■ **What to do**
Everything from the line containing "Convert this document image to plain text." through the last line of the records below should be printed exactly, please, and nothing else.

# # # # # # #

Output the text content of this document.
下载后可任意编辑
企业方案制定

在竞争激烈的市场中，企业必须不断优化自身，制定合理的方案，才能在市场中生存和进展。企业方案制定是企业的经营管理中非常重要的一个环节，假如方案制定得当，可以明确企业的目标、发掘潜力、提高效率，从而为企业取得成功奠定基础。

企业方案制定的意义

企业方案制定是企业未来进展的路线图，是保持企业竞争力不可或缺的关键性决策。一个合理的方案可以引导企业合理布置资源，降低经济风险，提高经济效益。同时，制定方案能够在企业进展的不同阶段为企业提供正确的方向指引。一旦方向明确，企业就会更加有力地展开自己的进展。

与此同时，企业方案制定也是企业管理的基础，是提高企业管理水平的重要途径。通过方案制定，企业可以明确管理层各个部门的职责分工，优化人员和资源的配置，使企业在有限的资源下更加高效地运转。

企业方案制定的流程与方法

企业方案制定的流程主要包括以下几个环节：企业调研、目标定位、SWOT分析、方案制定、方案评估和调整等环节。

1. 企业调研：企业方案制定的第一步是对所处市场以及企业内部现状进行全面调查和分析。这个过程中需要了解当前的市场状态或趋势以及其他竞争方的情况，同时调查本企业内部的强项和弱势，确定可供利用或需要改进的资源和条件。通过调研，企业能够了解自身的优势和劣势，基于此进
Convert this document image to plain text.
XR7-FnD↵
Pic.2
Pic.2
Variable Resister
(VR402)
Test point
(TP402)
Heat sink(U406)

# # # # # # #

■ **Solution to the exercise**
Convert this document image to plain text.
XR7-FnD↵
Pic.2
Pic.2
Variable Resister
(VR402)
Test point
(TP402)
Heat sink(U406)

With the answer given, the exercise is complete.